● **Source passage**
******************************

The goal of this study is to introduce a novel approach to coating a CIP surface with an organic polymeric layer based on poly(amidoamine) (PAMAM) dendrons with step-by-step synthesis, which enables control over the thickness of the layer. Poly(amidoamine) is a common dendrimer that possesses a globular, monodisperse and highly branched structure (Fréchet and Tomalia 2001). It is prepared by sequential synthesis, facilitating the preparation of dendrimers of various generations (Gx), permitting further definition of properties and size (Demir et al. 2014). For these reasons, it represents a suitable candidate for application as an organic layer on the surface of CIPs in magnetorheology, reducing the agglomeration of particles and concurrently providing chemical and oxidation protection.

Herein, two novel magnetic core–shell particles were prepared, utilizing PAMAM dendrons of generation 2 (G2) and G2.5. This led to formation of a very thin organic layer on the surface of the CIPs, which preserved their level of Ms while also exhibiting enhanced thermal and chemical stability. The MR performance of their MRSs was examined, and dynamic and static yield stress values were estimated. Interestingly, the values for dynamic yield stress were found to be ca 5% higher for the MRSs based on the coated particles than the reference MRS based on carbonyl iron particles.

******************************

● **Dataset excerpt**
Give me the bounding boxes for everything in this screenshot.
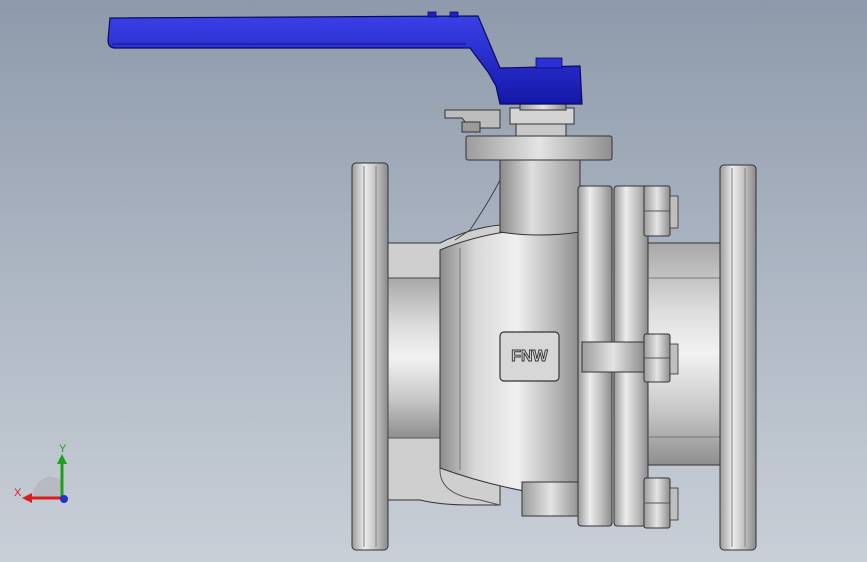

******************************

● **Instructions for the task**
Pick up the passage on coating carbonyl iron particles with PAMAM dendrons, which appears above the listing, and continue it from its final sentence.

● **Output of the exercise**
Materials and methods

Materials and chemicals

Commercial CIPs, grade SL (d50 = 8.5 μm; with a minimum Fe content of 99.5%), were obtained from BASF (Germany). Ethylenediamine (ED; purity > 99.5%), methyl acrylate (MA; purity > 99%) and potassium bromide (FTIR grade, ≥ 99% trace metals basis) were purchased from Sigma-Aldrich (USA). The methyl acrylate and APTES were utilized in the form as received, while the ED and anhydrous methanol were dried prior to use using layers of sodium or molecular sieves, the latter at a mesh pore size of 0.3 nm. Hydrochloric acid (HCl), ethanol (p.a.), acetone (p.a.) and toluene (purity > 99%) were purchased from Penta Chemicals (Czech Republic). Silicone oil (Lukosiol M200, Chemical Works Kolín, Czech Republic, viscosity ηc = 194 mPa s at 25 °C) was employed as a medium for preparing the MRSs.

Application of CIP coating with PAMAM dendrons

The surface of the CIPs was initially activated in order to create hydroxyl groups, besides removing undesirable non-magnetic species from the surface, by 0.5 M HCl (Belyavskii et al. 2006). The particles were carefully washed afterwards in distilled water, ethanol and acetone. A decantation process was carried out with a help of an external magnet; this occurring two times with each of the abovementioned liquids, and the mixture was mixed for approximately 10 min, followed by further drying at 60 °C under the pressure of 200 mbar. These treated particles were designated as CIP-0.

In the next step, the CIP-0 was modified with APTES to introduce –NH2 groups onto their surface (Belyavskii et al. 2006; Cvek et al. 2015b) that could serve to facilitate the growth of PAMAM dendrons. The CIP-0 particles (~ 44 g) were treated in a mixture of a redundant amount of toluene (200 ml) and APTES (5 ml) at 110 °C under vigorous stirring and in a reflux system. After such treatment, the particles were rinsed and dried as previously. These particles were designated as CIP-APTES.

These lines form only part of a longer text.